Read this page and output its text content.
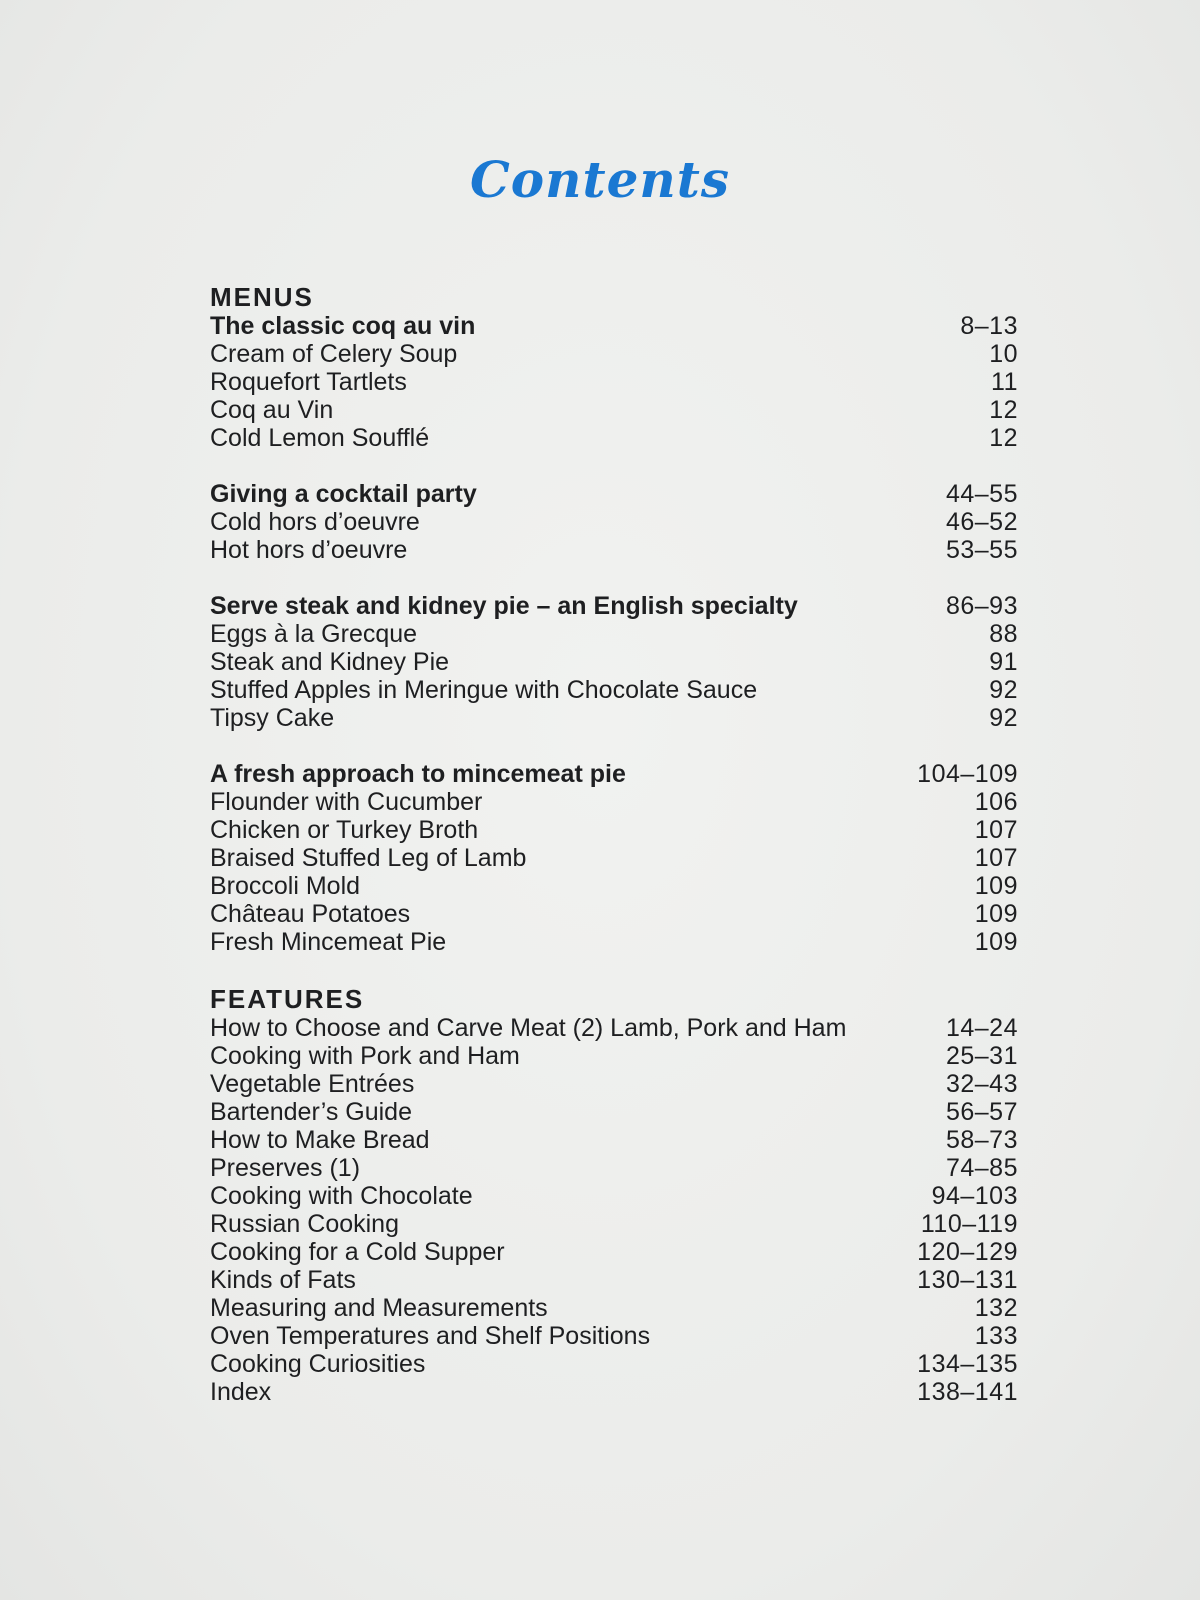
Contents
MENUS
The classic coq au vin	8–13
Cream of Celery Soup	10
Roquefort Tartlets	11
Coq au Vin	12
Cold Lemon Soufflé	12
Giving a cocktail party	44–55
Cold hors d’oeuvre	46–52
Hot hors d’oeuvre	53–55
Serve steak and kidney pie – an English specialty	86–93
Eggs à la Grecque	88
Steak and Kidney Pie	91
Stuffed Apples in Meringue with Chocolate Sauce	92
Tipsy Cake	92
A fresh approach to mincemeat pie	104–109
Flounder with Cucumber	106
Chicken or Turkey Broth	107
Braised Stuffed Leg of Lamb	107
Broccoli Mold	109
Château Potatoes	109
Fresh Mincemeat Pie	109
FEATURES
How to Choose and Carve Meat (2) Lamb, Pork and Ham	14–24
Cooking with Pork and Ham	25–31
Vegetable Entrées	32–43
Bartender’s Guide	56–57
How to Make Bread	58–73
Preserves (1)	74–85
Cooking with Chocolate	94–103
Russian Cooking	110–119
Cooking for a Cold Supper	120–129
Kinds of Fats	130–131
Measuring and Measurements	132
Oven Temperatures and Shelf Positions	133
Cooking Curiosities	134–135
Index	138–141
⁂
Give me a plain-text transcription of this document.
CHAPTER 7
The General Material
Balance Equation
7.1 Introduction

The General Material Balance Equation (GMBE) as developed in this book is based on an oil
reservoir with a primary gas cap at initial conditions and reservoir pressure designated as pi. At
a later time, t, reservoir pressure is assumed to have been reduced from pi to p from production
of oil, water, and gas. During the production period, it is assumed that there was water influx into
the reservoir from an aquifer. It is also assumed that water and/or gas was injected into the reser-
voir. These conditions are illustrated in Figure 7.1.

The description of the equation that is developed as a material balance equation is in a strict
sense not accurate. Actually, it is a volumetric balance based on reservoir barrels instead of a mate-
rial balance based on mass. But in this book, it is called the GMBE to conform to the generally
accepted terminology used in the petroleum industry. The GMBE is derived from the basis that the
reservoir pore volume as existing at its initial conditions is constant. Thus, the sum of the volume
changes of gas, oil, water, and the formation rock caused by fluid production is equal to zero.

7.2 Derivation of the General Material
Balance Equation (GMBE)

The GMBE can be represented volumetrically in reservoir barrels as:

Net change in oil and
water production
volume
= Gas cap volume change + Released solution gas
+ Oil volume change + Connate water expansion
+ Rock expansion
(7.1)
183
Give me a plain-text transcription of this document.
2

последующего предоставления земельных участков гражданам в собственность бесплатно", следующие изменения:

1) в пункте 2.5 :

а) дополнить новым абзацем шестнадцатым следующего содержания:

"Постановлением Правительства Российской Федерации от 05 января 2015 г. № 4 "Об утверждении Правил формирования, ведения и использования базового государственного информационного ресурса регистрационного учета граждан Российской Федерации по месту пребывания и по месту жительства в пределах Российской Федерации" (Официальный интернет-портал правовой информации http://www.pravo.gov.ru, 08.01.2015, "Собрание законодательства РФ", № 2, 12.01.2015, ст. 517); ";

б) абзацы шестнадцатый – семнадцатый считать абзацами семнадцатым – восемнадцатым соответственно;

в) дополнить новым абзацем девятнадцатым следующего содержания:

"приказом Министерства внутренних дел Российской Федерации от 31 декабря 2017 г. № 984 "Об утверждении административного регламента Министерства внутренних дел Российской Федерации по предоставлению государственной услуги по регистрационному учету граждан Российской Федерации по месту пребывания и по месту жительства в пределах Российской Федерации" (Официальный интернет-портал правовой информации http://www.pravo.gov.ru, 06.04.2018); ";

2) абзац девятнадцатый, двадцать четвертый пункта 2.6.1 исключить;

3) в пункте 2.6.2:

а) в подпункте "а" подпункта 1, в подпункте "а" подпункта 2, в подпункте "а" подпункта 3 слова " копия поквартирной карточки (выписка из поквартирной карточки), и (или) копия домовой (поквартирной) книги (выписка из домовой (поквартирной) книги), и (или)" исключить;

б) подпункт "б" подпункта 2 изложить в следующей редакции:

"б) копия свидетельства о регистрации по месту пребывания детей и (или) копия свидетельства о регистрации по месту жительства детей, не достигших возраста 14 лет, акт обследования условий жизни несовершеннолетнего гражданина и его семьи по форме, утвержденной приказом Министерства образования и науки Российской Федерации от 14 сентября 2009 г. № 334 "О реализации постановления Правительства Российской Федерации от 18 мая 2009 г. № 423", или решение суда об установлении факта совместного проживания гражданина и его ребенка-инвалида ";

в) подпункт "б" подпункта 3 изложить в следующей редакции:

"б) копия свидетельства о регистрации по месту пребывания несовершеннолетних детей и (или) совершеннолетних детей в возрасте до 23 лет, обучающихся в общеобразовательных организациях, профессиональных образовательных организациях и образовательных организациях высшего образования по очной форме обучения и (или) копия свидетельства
⁂
- WORK REQUIRED -
Pick out the lines that include the word "изложить" and write them out.

- COMPLETED EXERCISE -
б) подпункт "б" подпункта 2 изложить в следующей редакции:
в) подпункт "б" подпункта 3 изложить в следующей редакции:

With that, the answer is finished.